=== RECORDS SHOWN ===

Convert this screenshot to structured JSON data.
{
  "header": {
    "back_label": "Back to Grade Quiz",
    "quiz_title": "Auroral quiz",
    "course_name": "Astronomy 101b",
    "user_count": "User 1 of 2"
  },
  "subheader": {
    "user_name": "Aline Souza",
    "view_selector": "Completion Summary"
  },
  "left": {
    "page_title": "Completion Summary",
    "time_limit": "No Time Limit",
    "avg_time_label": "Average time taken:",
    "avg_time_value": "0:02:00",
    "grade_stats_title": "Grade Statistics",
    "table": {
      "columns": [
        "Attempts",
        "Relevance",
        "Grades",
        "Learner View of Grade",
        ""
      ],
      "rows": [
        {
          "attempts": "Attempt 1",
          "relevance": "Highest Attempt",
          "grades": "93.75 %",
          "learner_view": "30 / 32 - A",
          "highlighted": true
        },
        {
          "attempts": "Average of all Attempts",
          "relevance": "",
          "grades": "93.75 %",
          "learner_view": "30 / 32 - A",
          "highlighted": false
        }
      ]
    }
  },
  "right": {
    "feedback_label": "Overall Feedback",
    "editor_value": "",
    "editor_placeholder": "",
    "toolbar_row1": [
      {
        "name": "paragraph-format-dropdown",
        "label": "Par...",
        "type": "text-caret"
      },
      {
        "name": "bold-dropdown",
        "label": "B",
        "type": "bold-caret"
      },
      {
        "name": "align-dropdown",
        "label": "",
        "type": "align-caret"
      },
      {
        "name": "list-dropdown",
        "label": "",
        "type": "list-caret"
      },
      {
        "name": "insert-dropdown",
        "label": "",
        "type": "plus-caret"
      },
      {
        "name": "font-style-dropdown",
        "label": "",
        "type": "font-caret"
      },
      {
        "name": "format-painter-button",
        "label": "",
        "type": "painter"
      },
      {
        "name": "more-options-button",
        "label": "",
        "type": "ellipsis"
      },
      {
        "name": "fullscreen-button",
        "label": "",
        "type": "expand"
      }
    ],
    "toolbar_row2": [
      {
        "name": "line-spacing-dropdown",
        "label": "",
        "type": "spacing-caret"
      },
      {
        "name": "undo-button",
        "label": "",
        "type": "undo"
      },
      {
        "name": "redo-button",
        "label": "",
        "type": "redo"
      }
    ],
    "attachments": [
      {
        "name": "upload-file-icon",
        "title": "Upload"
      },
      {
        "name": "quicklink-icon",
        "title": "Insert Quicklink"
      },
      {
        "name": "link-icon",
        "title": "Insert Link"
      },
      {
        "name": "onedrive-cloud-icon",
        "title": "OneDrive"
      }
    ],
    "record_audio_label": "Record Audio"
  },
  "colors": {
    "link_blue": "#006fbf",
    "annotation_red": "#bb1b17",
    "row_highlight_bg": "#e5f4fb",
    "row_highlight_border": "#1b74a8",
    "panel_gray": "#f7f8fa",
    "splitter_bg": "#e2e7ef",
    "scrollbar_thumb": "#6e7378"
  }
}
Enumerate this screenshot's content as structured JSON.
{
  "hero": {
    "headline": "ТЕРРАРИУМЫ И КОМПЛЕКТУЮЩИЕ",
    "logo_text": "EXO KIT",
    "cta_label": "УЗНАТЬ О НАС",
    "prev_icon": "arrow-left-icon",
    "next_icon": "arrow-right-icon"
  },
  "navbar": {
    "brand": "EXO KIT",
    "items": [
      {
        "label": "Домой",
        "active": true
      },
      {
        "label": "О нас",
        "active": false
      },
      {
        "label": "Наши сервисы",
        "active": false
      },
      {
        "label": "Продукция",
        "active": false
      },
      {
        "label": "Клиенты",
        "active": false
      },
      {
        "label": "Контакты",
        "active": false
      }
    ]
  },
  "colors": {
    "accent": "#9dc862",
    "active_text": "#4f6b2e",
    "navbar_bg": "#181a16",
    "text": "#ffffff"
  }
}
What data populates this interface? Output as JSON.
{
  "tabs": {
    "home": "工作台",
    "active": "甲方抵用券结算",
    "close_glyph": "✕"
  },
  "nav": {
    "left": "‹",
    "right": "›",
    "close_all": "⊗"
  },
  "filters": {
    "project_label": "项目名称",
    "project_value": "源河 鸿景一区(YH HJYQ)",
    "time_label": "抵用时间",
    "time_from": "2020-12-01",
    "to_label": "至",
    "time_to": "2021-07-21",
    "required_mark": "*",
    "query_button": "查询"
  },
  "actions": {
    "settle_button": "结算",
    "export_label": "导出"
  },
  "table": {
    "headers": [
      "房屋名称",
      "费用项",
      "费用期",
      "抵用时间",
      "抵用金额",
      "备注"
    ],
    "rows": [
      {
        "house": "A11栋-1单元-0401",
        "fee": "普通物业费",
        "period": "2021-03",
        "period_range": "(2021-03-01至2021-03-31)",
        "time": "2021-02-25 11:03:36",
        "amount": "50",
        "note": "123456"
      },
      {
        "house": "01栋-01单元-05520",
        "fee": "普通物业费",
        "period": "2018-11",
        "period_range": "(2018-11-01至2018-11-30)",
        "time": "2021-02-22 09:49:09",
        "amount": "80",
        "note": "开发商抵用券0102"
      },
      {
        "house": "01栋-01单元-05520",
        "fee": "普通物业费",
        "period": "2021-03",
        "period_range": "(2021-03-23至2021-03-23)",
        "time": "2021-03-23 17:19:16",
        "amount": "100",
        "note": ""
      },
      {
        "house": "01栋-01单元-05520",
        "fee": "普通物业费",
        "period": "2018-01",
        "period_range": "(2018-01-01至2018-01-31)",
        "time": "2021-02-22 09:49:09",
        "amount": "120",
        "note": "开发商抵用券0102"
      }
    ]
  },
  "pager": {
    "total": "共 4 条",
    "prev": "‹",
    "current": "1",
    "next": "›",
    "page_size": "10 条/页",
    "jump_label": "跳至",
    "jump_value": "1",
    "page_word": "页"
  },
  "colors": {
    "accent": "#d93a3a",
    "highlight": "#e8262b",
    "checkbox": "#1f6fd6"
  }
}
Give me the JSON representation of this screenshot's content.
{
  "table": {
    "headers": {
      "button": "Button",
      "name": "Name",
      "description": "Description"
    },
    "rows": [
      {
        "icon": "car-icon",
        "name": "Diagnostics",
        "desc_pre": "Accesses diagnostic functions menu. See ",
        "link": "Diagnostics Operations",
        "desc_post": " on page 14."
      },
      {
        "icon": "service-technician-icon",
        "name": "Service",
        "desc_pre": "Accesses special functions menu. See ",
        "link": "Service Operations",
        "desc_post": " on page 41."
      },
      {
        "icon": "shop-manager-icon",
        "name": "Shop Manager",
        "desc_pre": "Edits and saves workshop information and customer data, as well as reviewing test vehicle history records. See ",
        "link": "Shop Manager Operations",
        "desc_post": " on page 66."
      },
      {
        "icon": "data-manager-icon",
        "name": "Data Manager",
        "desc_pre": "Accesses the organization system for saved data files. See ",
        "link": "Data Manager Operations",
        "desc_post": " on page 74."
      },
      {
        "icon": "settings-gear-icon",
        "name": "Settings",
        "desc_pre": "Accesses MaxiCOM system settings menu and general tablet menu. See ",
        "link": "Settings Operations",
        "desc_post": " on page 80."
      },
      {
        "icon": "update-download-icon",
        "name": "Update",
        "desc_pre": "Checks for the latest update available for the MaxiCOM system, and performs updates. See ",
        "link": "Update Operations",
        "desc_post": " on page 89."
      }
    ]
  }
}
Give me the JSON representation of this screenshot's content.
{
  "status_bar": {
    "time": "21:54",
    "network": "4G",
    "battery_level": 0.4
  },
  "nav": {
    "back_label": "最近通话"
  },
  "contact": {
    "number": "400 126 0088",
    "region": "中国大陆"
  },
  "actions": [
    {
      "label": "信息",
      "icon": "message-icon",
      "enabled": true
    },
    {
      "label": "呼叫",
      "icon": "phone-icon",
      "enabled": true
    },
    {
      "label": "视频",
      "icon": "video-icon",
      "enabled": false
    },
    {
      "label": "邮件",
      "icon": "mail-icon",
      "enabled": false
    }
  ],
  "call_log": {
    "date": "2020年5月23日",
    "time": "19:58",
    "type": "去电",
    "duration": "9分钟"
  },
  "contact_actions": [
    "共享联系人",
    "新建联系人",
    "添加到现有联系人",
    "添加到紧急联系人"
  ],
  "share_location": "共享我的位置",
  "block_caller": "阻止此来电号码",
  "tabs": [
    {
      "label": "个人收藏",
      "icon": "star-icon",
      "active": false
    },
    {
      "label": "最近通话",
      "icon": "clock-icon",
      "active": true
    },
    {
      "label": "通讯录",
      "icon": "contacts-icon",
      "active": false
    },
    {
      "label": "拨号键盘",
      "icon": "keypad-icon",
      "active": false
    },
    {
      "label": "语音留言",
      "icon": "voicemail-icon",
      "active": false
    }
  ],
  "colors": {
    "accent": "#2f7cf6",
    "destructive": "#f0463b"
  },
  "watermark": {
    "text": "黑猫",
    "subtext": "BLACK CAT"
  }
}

===

- [EXERCISE TASK]
Looking at the material above, count the lines that hold "Operations" and give the total alone.

- [RESULT OF THIS TASK]
6